Exercise aim
Reproduce word for word the part of the email thread on the OAuthFetcher design starting with "On Mon, Jul 28, 2008 at 1:47" and going on through "for request handling.".

Page excerpt
OK.  A good first step might be to pass in a reference to the
OAuthFetcherFactory instead of individual parameters.  Or the factory
could create an OAuthOptions object that contains the necessary.

On Mon, Jul 28, 2008 at 1:47 PM, Kevin Brown <[EMAIL PROTECTED]> wrote:
> On Mon, Jul 28, 2008 at 10:44 AM, Brian Eaton <[EMAIL PROTECTED]> wrote:
>>
>> etnu wrote:
>> > Now that we're up to 7 parameters on this constructor, can we accept
>> > that
>> > making everything an HttpFetcher is not the best design choice we've
>> > ever
>> > made? :) This is especially bad since only two of these parameters vary
>> > per
>> > invocation. This is extremely confusing code to follow, and could be
>> > much
>> > better written as a singleton with an inner class for request handling.
>>
>> ... which would move the code from using an OAuthFetcherFactory and an
>> OAuthFetcher to using OAuthFetcher and an inner class.  You still have
>> two classes, and the two classes need to implement the exact same
>> logic.  It doesn't make things simpler, it just moves complexity.

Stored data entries

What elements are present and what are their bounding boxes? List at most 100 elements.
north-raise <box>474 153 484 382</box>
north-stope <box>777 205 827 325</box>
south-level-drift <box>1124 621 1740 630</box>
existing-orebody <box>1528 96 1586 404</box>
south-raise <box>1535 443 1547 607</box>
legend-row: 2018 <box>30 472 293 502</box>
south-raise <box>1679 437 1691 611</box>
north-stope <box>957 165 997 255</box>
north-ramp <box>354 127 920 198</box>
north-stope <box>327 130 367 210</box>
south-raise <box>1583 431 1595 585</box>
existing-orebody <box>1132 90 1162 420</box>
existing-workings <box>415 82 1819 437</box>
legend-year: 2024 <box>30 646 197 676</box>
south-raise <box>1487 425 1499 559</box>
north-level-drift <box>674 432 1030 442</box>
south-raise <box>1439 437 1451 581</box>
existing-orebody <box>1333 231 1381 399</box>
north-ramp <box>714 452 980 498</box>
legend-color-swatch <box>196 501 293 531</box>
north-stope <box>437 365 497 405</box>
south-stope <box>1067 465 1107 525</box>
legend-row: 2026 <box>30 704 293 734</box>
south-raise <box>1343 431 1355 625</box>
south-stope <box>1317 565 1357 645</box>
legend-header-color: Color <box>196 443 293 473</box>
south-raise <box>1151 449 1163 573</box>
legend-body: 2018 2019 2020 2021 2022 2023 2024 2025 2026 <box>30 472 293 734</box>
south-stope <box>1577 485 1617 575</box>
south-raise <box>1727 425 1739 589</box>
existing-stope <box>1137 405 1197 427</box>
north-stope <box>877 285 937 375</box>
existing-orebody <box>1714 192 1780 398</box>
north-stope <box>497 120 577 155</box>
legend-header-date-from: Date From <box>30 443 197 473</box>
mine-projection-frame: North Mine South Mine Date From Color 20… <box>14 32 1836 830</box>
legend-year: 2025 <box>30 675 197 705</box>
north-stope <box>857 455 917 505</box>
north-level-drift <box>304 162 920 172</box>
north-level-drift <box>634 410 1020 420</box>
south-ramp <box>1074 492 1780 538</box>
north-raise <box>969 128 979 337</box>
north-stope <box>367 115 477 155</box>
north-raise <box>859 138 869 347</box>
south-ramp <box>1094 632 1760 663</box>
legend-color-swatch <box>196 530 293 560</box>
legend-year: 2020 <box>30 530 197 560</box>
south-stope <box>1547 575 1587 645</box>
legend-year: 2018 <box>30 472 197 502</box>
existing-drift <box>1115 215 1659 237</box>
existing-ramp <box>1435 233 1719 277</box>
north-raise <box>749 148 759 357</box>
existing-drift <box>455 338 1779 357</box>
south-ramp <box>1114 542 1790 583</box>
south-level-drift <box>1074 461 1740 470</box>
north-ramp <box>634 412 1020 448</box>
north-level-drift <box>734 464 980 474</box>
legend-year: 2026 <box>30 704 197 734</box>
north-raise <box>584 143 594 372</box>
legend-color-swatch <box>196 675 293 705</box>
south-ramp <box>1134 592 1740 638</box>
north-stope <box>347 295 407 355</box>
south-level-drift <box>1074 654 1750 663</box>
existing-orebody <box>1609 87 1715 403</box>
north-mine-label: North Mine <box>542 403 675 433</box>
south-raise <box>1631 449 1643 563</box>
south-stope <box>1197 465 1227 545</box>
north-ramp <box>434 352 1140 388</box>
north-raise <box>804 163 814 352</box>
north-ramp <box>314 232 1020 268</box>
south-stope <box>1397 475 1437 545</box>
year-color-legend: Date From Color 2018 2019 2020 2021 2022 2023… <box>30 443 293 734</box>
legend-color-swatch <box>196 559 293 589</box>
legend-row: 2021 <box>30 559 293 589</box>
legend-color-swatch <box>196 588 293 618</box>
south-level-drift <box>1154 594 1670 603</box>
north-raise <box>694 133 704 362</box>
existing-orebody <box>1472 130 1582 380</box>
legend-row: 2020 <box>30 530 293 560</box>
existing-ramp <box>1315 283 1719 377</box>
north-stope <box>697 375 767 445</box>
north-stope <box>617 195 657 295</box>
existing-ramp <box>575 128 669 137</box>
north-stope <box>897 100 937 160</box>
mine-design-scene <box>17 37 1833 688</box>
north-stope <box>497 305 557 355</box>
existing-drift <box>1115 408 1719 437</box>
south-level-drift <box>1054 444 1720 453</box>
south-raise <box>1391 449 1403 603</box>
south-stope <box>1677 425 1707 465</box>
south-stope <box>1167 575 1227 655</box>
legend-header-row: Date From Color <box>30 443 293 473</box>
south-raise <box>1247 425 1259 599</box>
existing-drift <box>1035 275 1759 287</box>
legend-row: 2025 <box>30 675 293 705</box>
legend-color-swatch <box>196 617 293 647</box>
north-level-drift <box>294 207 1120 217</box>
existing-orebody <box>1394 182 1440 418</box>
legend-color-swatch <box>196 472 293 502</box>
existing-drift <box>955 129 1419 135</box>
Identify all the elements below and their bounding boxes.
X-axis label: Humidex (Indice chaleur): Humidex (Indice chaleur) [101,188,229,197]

Answer space
On Mon, Jul 28, 2008 at 1:47 PM, Kevin Brown <[EMAIL PROTECTED]> wrote:
> On Mon, Jul 28, 2008 at 10:44 AM, Brian Eaton <[EMAIL PROTECTED]> wrote:
>>
>> etnu wrote:
>> > Now that we're up to 7 parameters on this constructor, can we accept
>> > that
>> > making everything an HttpFetcher is not the best design choice we've
>> > ever
>> > made? :) This is especially bad since only two of these parameters vary
>> > per
>> > invocation. This is extremely confusing code to follow, and could be
>> > much
>> > better written as a singleton with an inner class for request handling.